--- RECORDS FOR THE EXERCISE ---
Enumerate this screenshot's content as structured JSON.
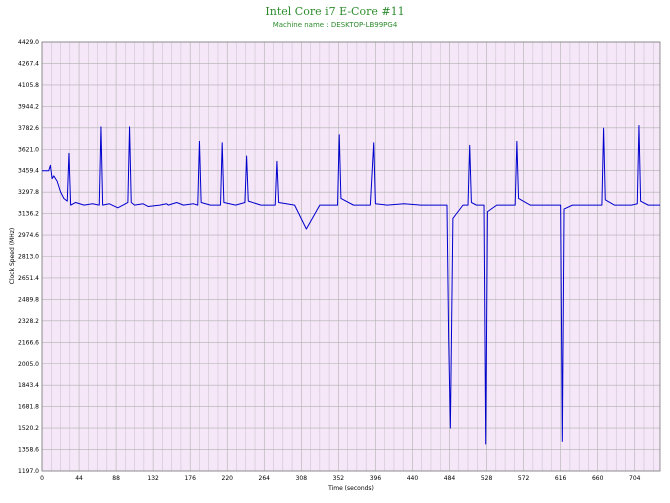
{
  "chart_data": {
    "type": "line",
    "title": "Intel Core i7 E-Core #11",
    "subtitle": "Machine name : DESKTOP-LB99PG4",
    "xlabel": "Time (seconds)",
    "ylabel": "Clock Speed (MHz)",
    "xlim": [
      0,
      734
    ],
    "ylim": [
      1197.0,
      4429.0
    ],
    "xticks": [
      0,
      44,
      88,
      132,
      176,
      220,
      264,
      308,
      352,
      396,
      440,
      484,
      528,
      572,
      616,
      660,
      704
    ],
    "yticks": [
      "4429.0",
      "4267.4",
      "4105.8",
      "3944.2",
      "3782.6",
      "3621.0",
      "3459.4",
      "3297.8",
      "3136.2",
      "2974.6",
      "2813.0",
      "2651.4",
      "2489.8",
      "2328.2",
      "2166.6",
      "2005.0",
      "1843.4",
      "1681.8",
      "1520.2",
      "1358.6",
      "1197.0"
    ],
    "grid": true,
    "colors": {
      "background": "#f5e6f8",
      "line": "#0000cd",
      "grid": "#b0b0b0",
      "title": "#2e8b2e"
    },
    "series": [
      {
        "name": "",
        "x": [
          0,
          8,
          10,
          12,
          14,
          18,
          22,
          26,
          30,
          32,
          34,
          40,
          50,
          60,
          68,
          70,
          72,
          80,
          90,
          96,
          102,
          104,
          106,
          110,
          120,
          126,
          140,
          148,
          150,
          160,
          168,
          180,
          185,
          187,
          189,
          200,
          212,
          214,
          216,
          230,
          241,
          243,
          245,
          260,
          277,
          279,
          281,
          300,
          314,
          330,
          351,
          353,
          355,
          370,
          390,
          394,
          396,
          410,
          430,
          450,
          470,
          481,
          483,
          485,
          488,
          500,
          506,
          508,
          510,
          516,
          525,
          527,
          529,
          540,
          550,
          562,
          564,
          566,
          580,
          600,
          616,
          618,
          620,
          630,
          640,
          665,
          667,
          669,
          680,
          700,
          707,
          709,
          711,
          720,
          734
        ],
        "values": [
          3459,
          3459,
          3500,
          3400,
          3420,
          3380,
          3300,
          3250,
          3230,
          3590,
          3200,
          3220,
          3200,
          3210,
          3200,
          3790,
          3200,
          3210,
          3180,
          3200,
          3220,
          3790,
          3220,
          3200,
          3210,
          3190,
          3200,
          3210,
          3200,
          3220,
          3200,
          3210,
          3200,
          3680,
          3220,
          3200,
          3200,
          3670,
          3220,
          3200,
          3220,
          3570,
          3230,
          3200,
          3200,
          3530,
          3220,
          3200,
          3020,
          3200,
          3200,
          3730,
          3250,
          3200,
          3200,
          3670,
          3210,
          3200,
          3210,
          3200,
          3200,
          3200,
          2200,
          1520,
          3100,
          3200,
          3200,
          3650,
          3220,
          3200,
          3200,
          1400,
          3150,
          3200,
          3200,
          3200,
          3680,
          3250,
          3200,
          3200,
          3200,
          1420,
          3170,
          3200,
          3200,
          3200,
          3780,
          3240,
          3200,
          3200,
          3210,
          3800,
          3230,
          3200,
          3200
        ]
      }
    ]
  }
}
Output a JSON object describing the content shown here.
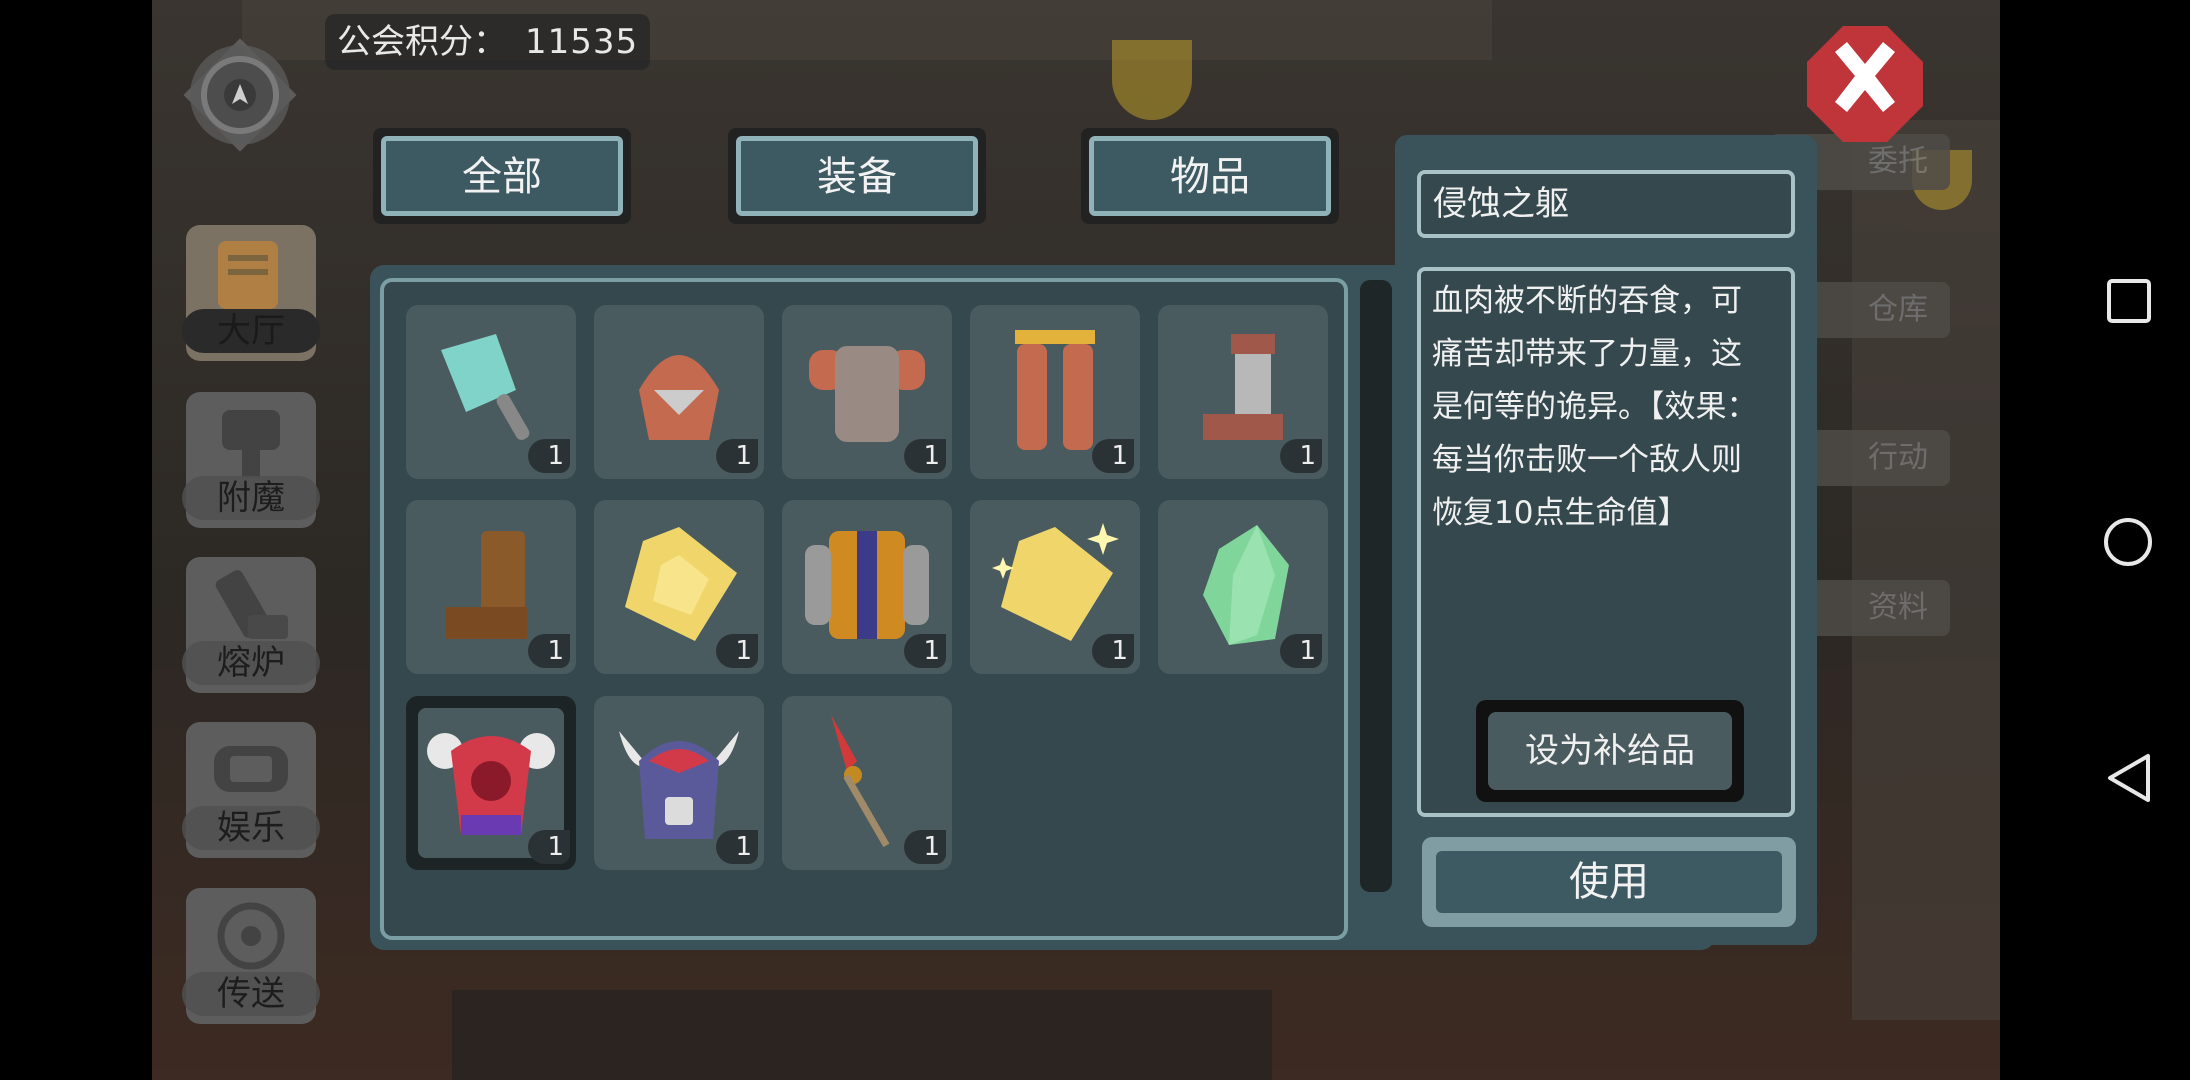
{
  "guild_points": {
    "label": "公会积分：",
    "value": "11535"
  },
  "tabs": [
    {
      "label": "全部"
    },
    {
      "label": "装备"
    },
    {
      "label": "物品"
    }
  ],
  "left_nav": [
    {
      "label": "大厅",
      "icon": "hall-icon"
    },
    {
      "label": "附魔",
      "icon": "enchant-icon"
    },
    {
      "label": "熔炉",
      "icon": "furnace-icon"
    },
    {
      "label": "娱乐",
      "icon": "entertainment-icon"
    },
    {
      "label": "传送",
      "icon": "teleport-icon"
    }
  ],
  "right_nav": [
    {
      "label": "委托"
    },
    {
      "label": "仓库"
    },
    {
      "label": "行动"
    },
    {
      "label": "资料"
    }
  ],
  "items": [
    {
      "icon": "cleaver-icon",
      "qty": "1"
    },
    {
      "icon": "helmet-icon",
      "qty": "1"
    },
    {
      "icon": "chest-armor-icon",
      "qty": "1"
    },
    {
      "icon": "leg-armor-icon",
      "qty": "1"
    },
    {
      "icon": "metal-boot-icon",
      "qty": "1"
    },
    {
      "icon": "leather-boot-icon",
      "qty": "1"
    },
    {
      "icon": "yellow-gem-icon",
      "qty": "1"
    },
    {
      "icon": "jacket-icon",
      "qty": "1"
    },
    {
      "icon": "sparkling-gem-icon",
      "qty": "1"
    },
    {
      "icon": "green-crystal-icon",
      "qty": "1"
    },
    {
      "icon": "skull-armor-icon",
      "qty": "1"
    },
    {
      "icon": "horned-helmet-icon",
      "qty": "1"
    },
    {
      "icon": "spear-icon",
      "qty": "1"
    }
  ],
  "detail": {
    "name": "侵蚀之躯",
    "description": "血肉被不断的吞食，可痛苦却带来了力量，这是何等的诡异。【效果：每当你击败一个敌人则恢复10点生命值】",
    "supply_button": "设为补给品",
    "use_button": "使用"
  },
  "colors": {
    "panel": "#3a5259",
    "slot": "#4a5b60",
    "border": "#8fb3b8"
  }
}
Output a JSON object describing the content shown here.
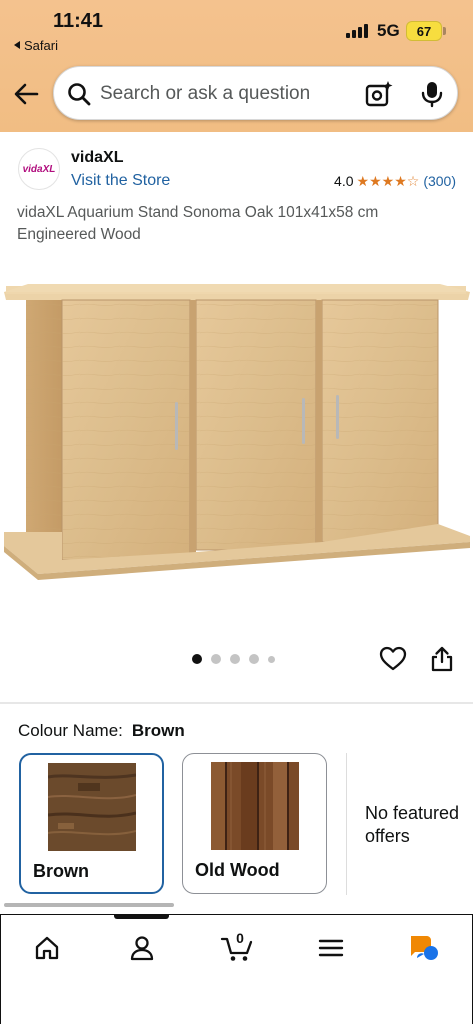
{
  "status_bar": {
    "time": "11:41",
    "back_app": "Safari",
    "network": "5G",
    "battery": "67"
  },
  "search": {
    "placeholder": "Search or ask a question"
  },
  "icons": {
    "back": "back-arrow-icon",
    "search": "search-icon",
    "camera": "camera-lens-icon",
    "mic": "microphone-icon",
    "heart": "heart-icon",
    "share": "share-icon",
    "home": "home-icon",
    "account": "account-icon",
    "cart": "cart-icon",
    "menu": "menu-icon",
    "assistant": "rufus-assistant-icon"
  },
  "brand": {
    "logo_text": "vidaXL",
    "name": "vidaXL",
    "store_link": "Visit the Store",
    "rating": "4.0",
    "stars": 4,
    "max_stars": 5,
    "rating_count": "(300)"
  },
  "product": {
    "title": "vidaXL Aquarium Stand Sonoma Oak 101x41x58 cm Engineered Wood"
  },
  "carousel": {
    "count": 5,
    "active_index": 0
  },
  "colour": {
    "label": "Colour Name:",
    "selected": "Brown",
    "options": [
      {
        "label": "Brown",
        "selected": true
      },
      {
        "label": "Old Wood",
        "selected": false
      }
    ],
    "offers_text": "No featured offers"
  },
  "bottom_nav": {
    "cart_count": "0",
    "active": "account"
  },
  "colors": {
    "header_bg": "#f3c08a",
    "link": "#2162a1",
    "star": "#de7921",
    "selected_border": "#2162a1",
    "battery": "#f7dd3f"
  }
}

--- THE PROBLEM ---
Write out the material above again, word for word, minus its pictures.

--- FINAL ANSWER ---
Enumerate this screenshot's content as structured JSON.
{
  "chart_data": {
    "type": "line",
    "title": "Intel Core i7 E-Core #11",
    "subtitle": "Machine name : DESKTOP-LB99PG4",
    "xlabel": "Time (seconds)",
    "ylabel": "Clock Speed (MHz)",
    "xlim": [
      0,
      734
    ],
    "ylim": [
      1197.0,
      4429.0
    ],
    "xticks": [
      0,
      44,
      88,
      132,
      176,
      220,
      264,
      308,
      352,
      396,
      440,
      484,
      528,
      572,
      616,
      660,
      704
    ],
    "yticks": [
      "4429.0",
      "4267.4",
      "4105.8",
      "3944.2",
      "3782.6",
      "3621.0",
      "3459.4",
      "3297.8",
      "3136.2",
      "2974.6",
      "2813.0",
      "2651.4",
      "2489.8",
      "2328.2",
      "2166.6",
      "2005.0",
      "1843.4",
      "1681.8",
      "1520.2",
      "1358.6",
      "1197.0"
    ],
    "grid": true,
    "colors": {
      "background": "#f5e6f8",
      "line": "#0000cd",
      "grid": "#b0b0b0",
      "title": "#2e8b2e"
    },
    "series": [
      {
        "name": "",
        "x": [
          0,
          8,
          10,
          12,
          14,
          18,
          22,
          26,
          30,
          32,
          34,
          40,
          50,
          60,
          68,
          70,
          72,
          80,
          90,
          96,
          102,
          104,
          106,
          110,
          120,
          126,
          140,
          148,
          150,
          160,
          168,
          180,
          185,
          187,
          189,
          200,
          212,
          214,
          216,
          230,
          241,
          243,
          245,
          260,
          277,
          279,
          281,
          300,
          314,
          330,
          351,
          353,
          355,
          370,
          390,
          394,
          396,
          410,
          430,
          450,
          470,
          481,
          483,
          485,
          488,
          500,
          506,
          508,
          510,
          516,
          525,
          527,
          529,
          540,
          550,
          562,
          564,
          566,
          580,
          600,
          616,
          618,
          620,
          630,
          640,
          665,
          667,
          669,
          680,
          700,
          707,
          709,
          711,
          720,
          734
        ],
        "values": [
          3459,
          3459,
          3500,
          3400,
          3420,
          3380,
          3300,
          3250,
          3230,
          3590,
          3200,
          3220,
          3200,
          3210,
          3200,
          3790,
          3200,
          3210,
          3180,
          3200,
          3220,
          3790,
          3220,
          3200,
          3210,
          3190,
          3200,
          3210,
          3200,
          3220,
          3200,
          3210,
          3200,
          3680,
          3220,
          3200,
          3200,
          3670,
          3220,
          3200,
          3220,
          3570,
          3230,
          3200,
          3200,
          3530,
          3220,
          3200,
          3020,
          3200,
          3200,
          3730,
          3250,
          3200,
          3200,
          3670,
          3210,
          3200,
          3210,
          3200,
          3200,
          3200,
          2200,
          1520,
          3100,
          3200,
          3200,
          3650,
          3220,
          3200,
          3200,
          1400,
          3150,
          3200,
          3200,
          3200,
          3680,
          3250,
          3200,
          3200,
          3200,
          1420,
          3170,
          3200,
          3200,
          3200,
          3780,
          3240,
          3200,
          3200,
          3210,
          3800,
          3230,
          3200,
          3200
        ]
      }
    ]
  }
}
Output a JSON object describing the content shown here.
{
  "guild_points": {
    "label": "公会积分：",
    "value": "11535"
  },
  "tabs": [
    {
      "label": "全部"
    },
    {
      "label": "装备"
    },
    {
      "label": "物品"
    }
  ],
  "left_nav": [
    {
      "label": "大厅",
      "icon": "hall-icon"
    },
    {
      "label": "附魔",
      "icon": "enchant-icon"
    },
    {
      "label": "熔炉",
      "icon": "furnace-icon"
    },
    {
      "label": "娱乐",
      "icon": "entertainment-icon"
    },
    {
      "label": "传送",
      "icon": "teleport-icon"
    }
  ],
  "right_nav": [
    {
      "label": "委托"
    },
    {
      "label": "仓库"
    },
    {
      "label": "行动"
    },
    {
      "label": "资料"
    }
  ],
  "items": [
    {
      "icon": "cleaver-icon",
      "qty": "1"
    },
    {
      "icon": "helmet-icon",
      "qty": "1"
    },
    {
      "icon": "chest-armor-icon",
      "qty": "1"
    },
    {
      "icon": "leg-armor-icon",
      "qty": "1"
    },
    {
      "icon": "metal-boot-icon",
      "qty": "1"
    },
    {
      "icon": "leather-boot-icon",
      "qty": "1"
    },
    {
      "icon": "yellow-gem-icon",
      "qty": "1"
    },
    {
      "icon": "jacket-icon",
      "qty": "1"
    },
    {
      "icon": "sparkling-gem-icon",
      "qty": "1"
    },
    {
      "icon": "green-crystal-icon",
      "qty": "1"
    },
    {
      "icon": "skull-armor-icon",
      "qty": "1"
    },
    {
      "icon": "horned-helmet-icon",
      "qty": "1"
    },
    {
      "icon": "spear-icon",
      "qty": "1"
    }
  ],
  "detail": {
    "name": "侵蚀之躯",
    "description": "血肉被不断的吞食，可痛苦却带来了力量，这是何等的诡异。【效果：每当你击败一个敌人则恢复10点生命值】",
    "supply_button": "设为补给品",
    "use_button": "使用"
  },
  "colors": {
    "panel": "#3a5259",
    "slot": "#4a5b60",
    "border": "#8fb3b8"
  }
}
Output a JSON object describing the content shown here.
{
  "status_bar": {
    "time": "11:41",
    "back_app": "Safari",
    "network": "5G",
    "battery": "67"
  },
  "search": {
    "placeholder": "Search or ask a question"
  },
  "icons": {
    "back": "back-arrow-icon",
    "search": "search-icon",
    "camera": "camera-lens-icon",
    "mic": "microphone-icon",
    "heart": "heart-icon",
    "share": "share-icon",
    "home": "home-icon",
    "account": "account-icon",
    "cart": "cart-icon",
    "menu": "menu-icon",
    "assistant": "rufus-assistant-icon"
  },
  "brand": {
    "logo_text": "vidaXL",
    "name": "vidaXL",
    "store_link": "Visit the Store",
    "rating": "4.0",
    "stars": 4,
    "max_stars": 5,
    "rating_count": "(300)"
  },
  "product": {
    "title": "vidaXL Aquarium Stand Sonoma Oak 101x41x58 cm Engineered Wood"
  },
  "carousel": {
    "count": 5,
    "active_index": 0
  },
  "colour": {
    "label": "Colour Name:",
    "selected": "Brown",
    "options": [
      {
        "label": "Brown",
        "selected": true
      },
      {
        "label": "Old Wood",
        "selected": false
      }
    ],
    "offers_text": "No featured offers"
  },
  "bottom_nav": {
    "cart_count": "0",
    "active": "account"
  },
  "colors": {
    "header_bg": "#f3c08a",
    "link": "#2162a1",
    "star": "#de7921",
    "selected_border": "#2162a1",
    "battery": "#f7dd3f"
  }
}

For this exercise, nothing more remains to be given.